Send each entry back exactly as given, pictures excluded.

Stored dataset items:

* * * *

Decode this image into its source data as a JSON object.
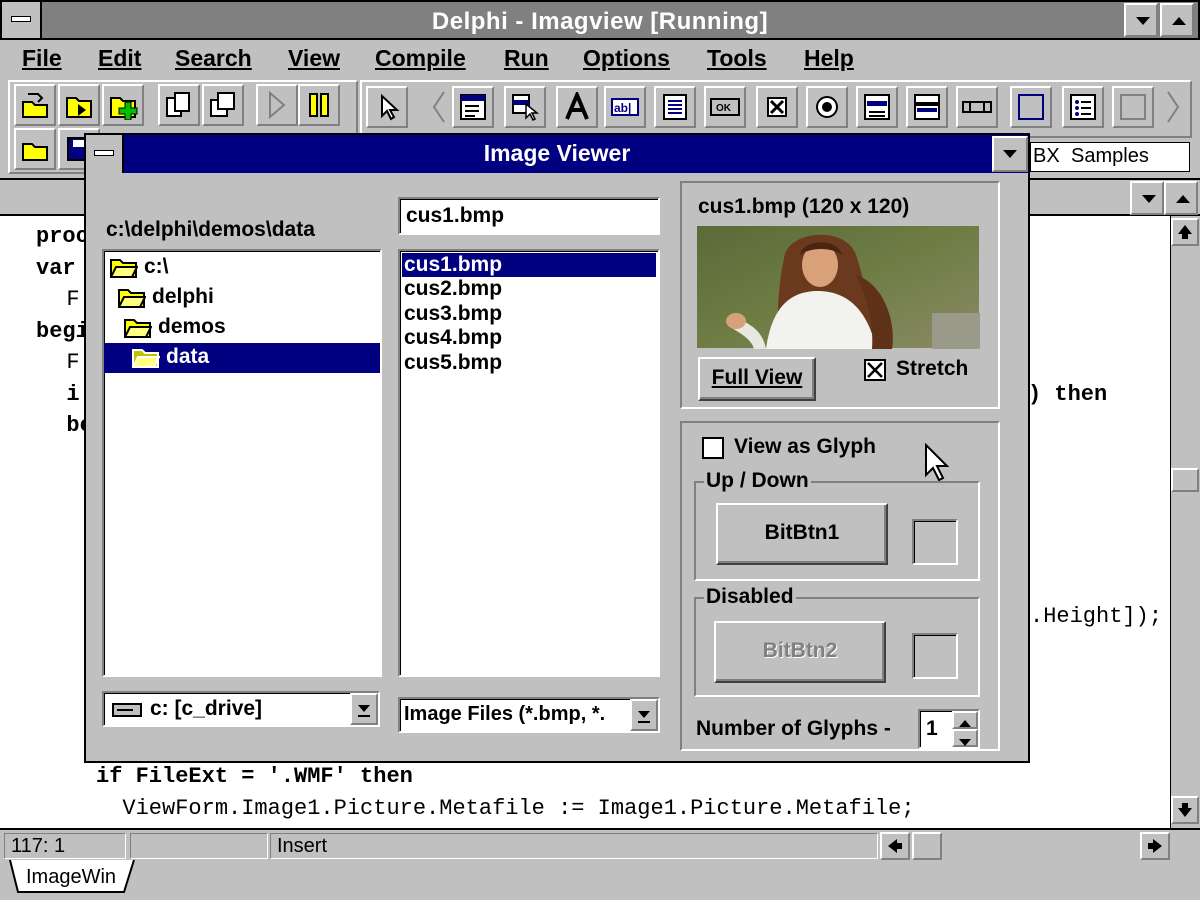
{
  "main_window": {
    "title": "Delphi - Imagview [Running]",
    "menu": [
      "File",
      "Edit",
      "Search",
      "View",
      "Compile",
      "Run",
      "Options",
      "Tools",
      "Help"
    ],
    "menu_mnemonic_index": [
      0,
      0,
      0,
      0,
      0,
      0,
      0,
      0,
      0
    ],
    "palette_tabs": [
      "BX",
      "Samples"
    ]
  },
  "editor": {
    "code_lines": [
      "proc",
      "var",
      "  F",
      "begi",
      "  F",
      "  i",
      "  be"
    ],
    "right_fragments": [
      ") then",
      ".Height]);"
    ],
    "bottom_lines": [
      "if FileExt = '.WMF' then",
      "  ViewForm.Image1.Picture.Metafile := Image1.Picture.Metafile;"
    ],
    "status": {
      "position": "117:  1",
      "mode": "Insert"
    },
    "tab": "ImageWin"
  },
  "dialog": {
    "title": "Image Viewer",
    "path_label": "c:\\delphi\\demos\\data",
    "directories": [
      "c:\\",
      "delphi",
      "demos",
      "data"
    ],
    "selected_directory": "data",
    "filename_value": "cus1.bmp",
    "files": [
      "cus1.bmp",
      "cus2.bmp",
      "cus3.bmp",
      "cus4.bmp",
      "cus5.bmp"
    ],
    "selected_file": "cus1.bmp",
    "drive_value": "c: [c_drive]",
    "filter_value": "Image Files (*.bmp, *.",
    "preview_caption": "cus1.bmp (120 x 120)",
    "full_view_button": "Full View",
    "stretch_label": "Stretch",
    "stretch_checked": true,
    "view_as_glyph_label": "View as Glyph",
    "view_as_glyph_checked": false,
    "group_up_down": "Up / Down",
    "bitbtn1_label": "BitBtn1",
    "group_disabled": "Disabled",
    "bitbtn2_label": "BitBtn2",
    "glyphs_label": "Number of Glyphs -",
    "glyphs_value": "1"
  },
  "colors": {
    "active_title": "#000080",
    "inactive_title": "#808080",
    "face": "#c0c0c0",
    "selection": "#000080"
  }
}
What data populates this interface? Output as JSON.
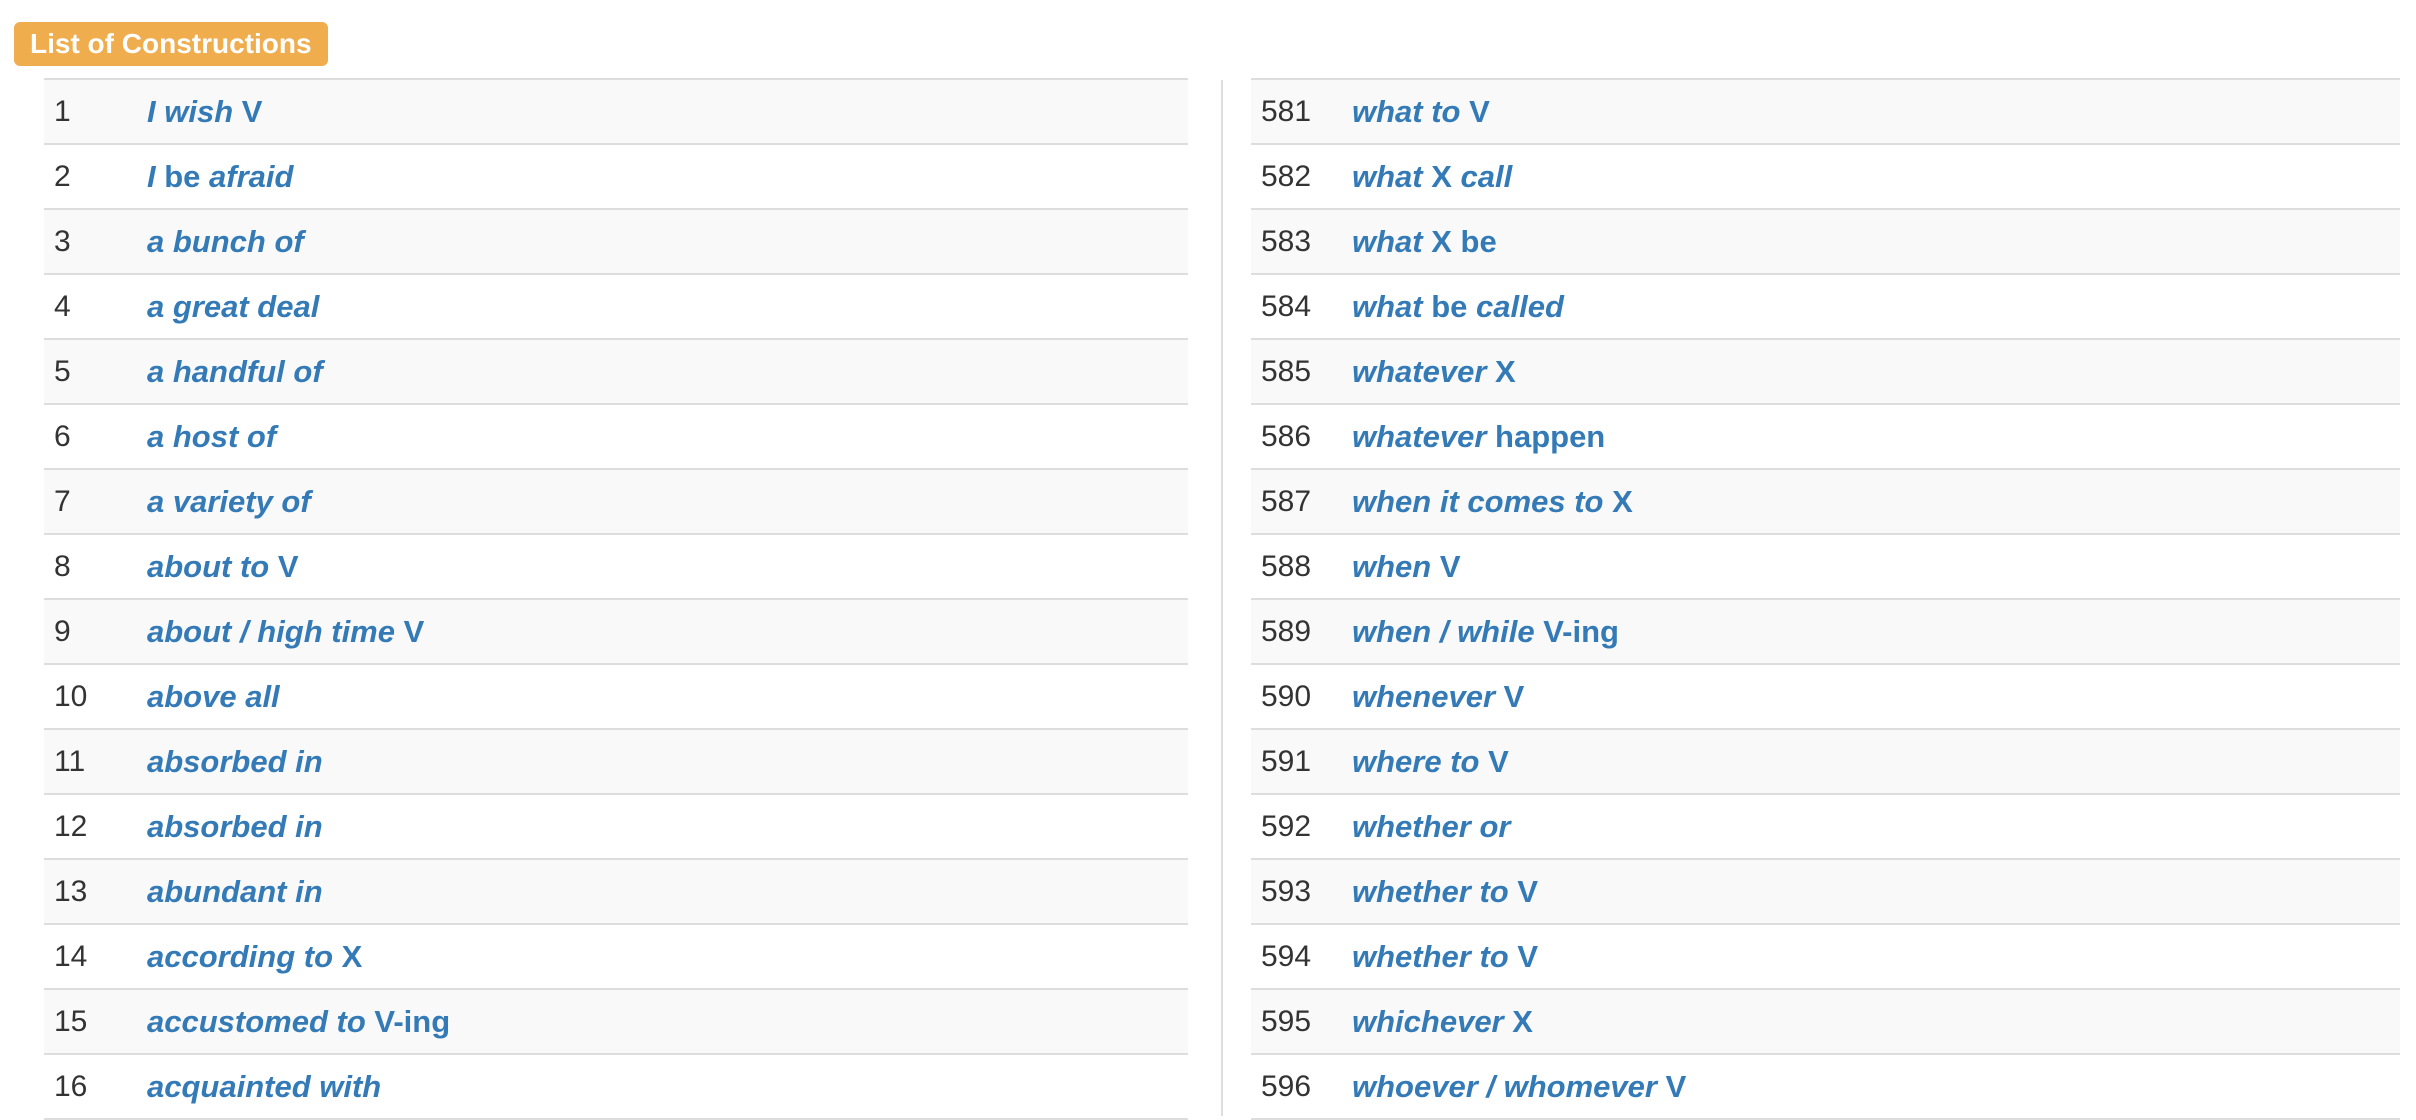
{
  "header": {
    "title": "List of Constructions"
  },
  "colors": {
    "accent": "#f0ad4e",
    "link": "#337ab7",
    "text": "#333333",
    "row_stripe": "#f9f9f9",
    "border": "#dddddd"
  },
  "left_rows": [
    {
      "num": "1",
      "parts": [
        {
          "t": "I wish",
          "i": true
        },
        {
          "t": " V",
          "i": false
        }
      ]
    },
    {
      "num": "2",
      "parts": [
        {
          "t": "I",
          "i": true
        },
        {
          "t": " be ",
          "i": false
        },
        {
          "t": "afraid",
          "i": true
        }
      ]
    },
    {
      "num": "3",
      "parts": [
        {
          "t": "a bunch of",
          "i": true
        }
      ]
    },
    {
      "num": "4",
      "parts": [
        {
          "t": "a great deal",
          "i": true
        }
      ]
    },
    {
      "num": "5",
      "parts": [
        {
          "t": "a handful of",
          "i": true
        }
      ]
    },
    {
      "num": "6",
      "parts": [
        {
          "t": "a host of",
          "i": true
        }
      ]
    },
    {
      "num": "7",
      "parts": [
        {
          "t": "a variety of",
          "i": true
        }
      ]
    },
    {
      "num": "8",
      "parts": [
        {
          "t": "about to",
          "i": true
        },
        {
          "t": " V",
          "i": false
        }
      ]
    },
    {
      "num": "9",
      "parts": [
        {
          "t": "about / high time",
          "i": true
        },
        {
          "t": " V",
          "i": false
        }
      ]
    },
    {
      "num": "10",
      "parts": [
        {
          "t": "above all",
          "i": true
        }
      ]
    },
    {
      "num": "11",
      "parts": [
        {
          "t": "absorbed in",
          "i": true
        }
      ]
    },
    {
      "num": "12",
      "parts": [
        {
          "t": "absorbed in",
          "i": true
        }
      ]
    },
    {
      "num": "13",
      "parts": [
        {
          "t": "abundant in",
          "i": true
        }
      ]
    },
    {
      "num": "14",
      "parts": [
        {
          "t": "according to",
          "i": true
        },
        {
          "t": " X",
          "i": false
        }
      ]
    },
    {
      "num": "15",
      "parts": [
        {
          "t": "accustomed to",
          "i": true
        },
        {
          "t": " V-ing",
          "i": false
        }
      ]
    },
    {
      "num": "16",
      "parts": [
        {
          "t": "acquainted with",
          "i": true
        }
      ]
    }
  ],
  "right_rows": [
    {
      "num": "581",
      "parts": [
        {
          "t": "what to",
          "i": true
        },
        {
          "t": " V",
          "i": false
        }
      ]
    },
    {
      "num": "582",
      "parts": [
        {
          "t": "what",
          "i": true
        },
        {
          "t": " X ",
          "i": false
        },
        {
          "t": "call",
          "i": true
        }
      ]
    },
    {
      "num": "583",
      "parts": [
        {
          "t": "what",
          "i": true
        },
        {
          "t": " X be",
          "i": false
        }
      ]
    },
    {
      "num": "584",
      "parts": [
        {
          "t": "what",
          "i": true
        },
        {
          "t": " be ",
          "i": false
        },
        {
          "t": "called",
          "i": true
        }
      ]
    },
    {
      "num": "585",
      "parts": [
        {
          "t": "whatever",
          "i": true
        },
        {
          "t": " X",
          "i": false
        }
      ]
    },
    {
      "num": "586",
      "parts": [
        {
          "t": "whatever",
          "i": true
        },
        {
          "t": " happen",
          "i": false
        }
      ]
    },
    {
      "num": "587",
      "parts": [
        {
          "t": "when it comes to",
          "i": true
        },
        {
          "t": " X",
          "i": false
        }
      ]
    },
    {
      "num": "588",
      "parts": [
        {
          "t": "when",
          "i": true
        },
        {
          "t": " V",
          "i": false
        }
      ]
    },
    {
      "num": "589",
      "parts": [
        {
          "t": "when / while",
          "i": true
        },
        {
          "t": " V-ing",
          "i": false
        }
      ]
    },
    {
      "num": "590",
      "parts": [
        {
          "t": "whenever",
          "i": true
        },
        {
          "t": " V",
          "i": false
        }
      ]
    },
    {
      "num": "591",
      "parts": [
        {
          "t": "where to",
          "i": true
        },
        {
          "t": " V",
          "i": false
        }
      ]
    },
    {
      "num": "592",
      "parts": [
        {
          "t": "whether or",
          "i": true
        }
      ]
    },
    {
      "num": "593",
      "parts": [
        {
          "t": "whether to",
          "i": true
        },
        {
          "t": " V",
          "i": false
        }
      ]
    },
    {
      "num": "594",
      "parts": [
        {
          "t": "whether to",
          "i": true
        },
        {
          "t": " V",
          "i": false
        }
      ]
    },
    {
      "num": "595",
      "parts": [
        {
          "t": "whichever",
          "i": true
        },
        {
          "t": " X",
          "i": false
        }
      ]
    },
    {
      "num": "596",
      "parts": [
        {
          "t": "whoever / whomever",
          "i": true
        },
        {
          "t": " V",
          "i": false
        }
      ]
    }
  ]
}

* * * *

» Answer to this exercise
Decode this image into its source data as a JSON object.
{
  "main_window": {
    "title": "Delphi - Imagview [Running]",
    "menu": [
      "File",
      "Edit",
      "Search",
      "View",
      "Compile",
      "Run",
      "Options",
      "Tools",
      "Help"
    ],
    "menu_mnemonic_index": [
      0,
      0,
      0,
      0,
      0,
      0,
      0,
      0,
      0
    ],
    "palette_tabs": [
      "BX",
      "Samples"
    ]
  },
  "editor": {
    "code_lines": [
      "proc",
      "var",
      "  F",
      "begi",
      "  F",
      "  i",
      "  be"
    ],
    "right_fragments": [
      ") then",
      ".Height]);"
    ],
    "bottom_lines": [
      "if FileExt = '.WMF' then",
      "  ViewForm.Image1.Picture.Metafile := Image1.Picture.Metafile;"
    ],
    "status": {
      "position": "117:  1",
      "mode": "Insert"
    },
    "tab": "ImageWin"
  },
  "dialog": {
    "title": "Image Viewer",
    "path_label": "c:\\delphi\\demos\\data",
    "directories": [
      "c:\\",
      "delphi",
      "demos",
      "data"
    ],
    "selected_directory": "data",
    "filename_value": "cus1.bmp",
    "files": [
      "cus1.bmp",
      "cus2.bmp",
      "cus3.bmp",
      "cus4.bmp",
      "cus5.bmp"
    ],
    "selected_file": "cus1.bmp",
    "drive_value": "c: [c_drive]",
    "filter_value": "Image Files (*.bmp, *.",
    "preview_caption": "cus1.bmp (120 x 120)",
    "full_view_button": "Full View",
    "stretch_label": "Stretch",
    "stretch_checked": true,
    "view_as_glyph_label": "View as Glyph",
    "view_as_glyph_checked": false,
    "group_up_down": "Up / Down",
    "bitbtn1_label": "BitBtn1",
    "group_disabled": "Disabled",
    "bitbtn2_label": "BitBtn2",
    "glyphs_label": "Number of Glyphs -",
    "glyphs_value": "1"
  },
  "colors": {
    "active_title": "#000080",
    "inactive_title": "#808080",
    "face": "#c0c0c0",
    "selection": "#000080"
  }
}
What data populates this interface? Output as JSON.
{
  "header": {
    "title": "List of Constructions"
  },
  "colors": {
    "accent": "#f0ad4e",
    "link": "#337ab7",
    "text": "#333333",
    "row_stripe": "#f9f9f9",
    "border": "#dddddd"
  },
  "left_rows": [
    {
      "num": "1",
      "parts": [
        {
          "t": "I wish",
          "i": true
        },
        {
          "t": " V",
          "i": false
        }
      ]
    },
    {
      "num": "2",
      "parts": [
        {
          "t": "I",
          "i": true
        },
        {
          "t": " be ",
          "i": false
        },
        {
          "t": "afraid",
          "i": true
        }
      ]
    },
    {
      "num": "3",
      "parts": [
        {
          "t": "a bunch of",
          "i": true
        }
      ]
    },
    {
      "num": "4",
      "parts": [
        {
          "t": "a great deal",
          "i": true
        }
      ]
    },
    {
      "num": "5",
      "parts": [
        {
          "t": "a handful of",
          "i": true
        }
      ]
    },
    {
      "num": "6",
      "parts": [
        {
          "t": "a host of",
          "i": true
        }
      ]
    },
    {
      "num": "7",
      "parts": [
        {
          "t": "a variety of",
          "i": true
        }
      ]
    },
    {
      "num": "8",
      "parts": [
        {
          "t": "about to",
          "i": true
        },
        {
          "t": " V",
          "i": false
        }
      ]
    },
    {
      "num": "9",
      "parts": [
        {
          "t": "about / high time",
          "i": true
        },
        {
          "t": " V",
          "i": false
        }
      ]
    },
    {
      "num": "10",
      "parts": [
        {
          "t": "above all",
          "i": true
        }
      ]
    },
    {
      "num": "11",
      "parts": [
        {
          "t": "absorbed in",
          "i": true
        }
      ]
    },
    {
      "num": "12",
      "parts": [
        {
          "t": "absorbed in",
          "i": true
        }
      ]
    },
    {
      "num": "13",
      "parts": [
        {
          "t": "abundant in",
          "i": true
        }
      ]
    },
    {
      "num": "14",
      "parts": [
        {
          "t": "according to",
          "i": true
        },
        {
          "t": " X",
          "i": false
        }
      ]
    },
    {
      "num": "15",
      "parts": [
        {
          "t": "accustomed to",
          "i": true
        },
        {
          "t": " V-ing",
          "i": false
        }
      ]
    },
    {
      "num": "16",
      "parts": [
        {
          "t": "acquainted with",
          "i": true
        }
      ]
    }
  ],
  "right_rows": [
    {
      "num": "581",
      "parts": [
        {
          "t": "what to",
          "i": true
        },
        {
          "t": " V",
          "i": false
        }
      ]
    },
    {
      "num": "582",
      "parts": [
        {
          "t": "what",
          "i": true
        },
        {
          "t": " X ",
          "i": false
        },
        {
          "t": "call",
          "i": true
        }
      ]
    },
    {
      "num": "583",
      "parts": [
        {
          "t": "what",
          "i": true
        },
        {
          "t": " X be",
          "i": false
        }
      ]
    },
    {
      "num": "584",
      "parts": [
        {
          "t": "what",
          "i": true
        },
        {
          "t": " be ",
          "i": false
        },
        {
          "t": "called",
          "i": true
        }
      ]
    },
    {
      "num": "585",
      "parts": [
        {
          "t": "whatever",
          "i": true
        },
        {
          "t": " X",
          "i": false
        }
      ]
    },
    {
      "num": "586",
      "parts": [
        {
          "t": "whatever",
          "i": true
        },
        {
          "t": " happen",
          "i": false
        }
      ]
    },
    {
      "num": "587",
      "parts": [
        {
          "t": "when it comes to",
          "i": true
        },
        {
          "t": " X",
          "i": false
        }
      ]
    },
    {
      "num": "588",
      "parts": [
        {
          "t": "when",
          "i": true
        },
        {
          "t": " V",
          "i": false
        }
      ]
    },
    {
      "num": "589",
      "parts": [
        {
          "t": "when / while",
          "i": true
        },
        {
          "t": " V-ing",
          "i": false
        }
      ]
    },
    {
      "num": "590",
      "parts": [
        {
          "t": "whenever",
          "i": true
        },
        {
          "t": " V",
          "i": false
        }
      ]
    },
    {
      "num": "591",
      "parts": [
        {
          "t": "where to",
          "i": true
        },
        {
          "t": " V",
          "i": false
        }
      ]
    },
    {
      "num": "592",
      "parts": [
        {
          "t": "whether or",
          "i": true
        }
      ]
    },
    {
      "num": "593",
      "parts": [
        {
          "t": "whether to",
          "i": true
        },
        {
          "t": " V",
          "i": false
        }
      ]
    },
    {
      "num": "594",
      "parts": [
        {
          "t": "whether to",
          "i": true
        },
        {
          "t": " V",
          "i": false
        }
      ]
    },
    {
      "num": "595",
      "parts": [
        {
          "t": "whichever",
          "i": true
        },
        {
          "t": " X",
          "i": false
        }
      ]
    },
    {
      "num": "596",
      "parts": [
        {
          "t": "whoever / whomever",
          "i": true
        },
        {
          "t": " V",
          "i": false
        }
      ]
    }
  ]
}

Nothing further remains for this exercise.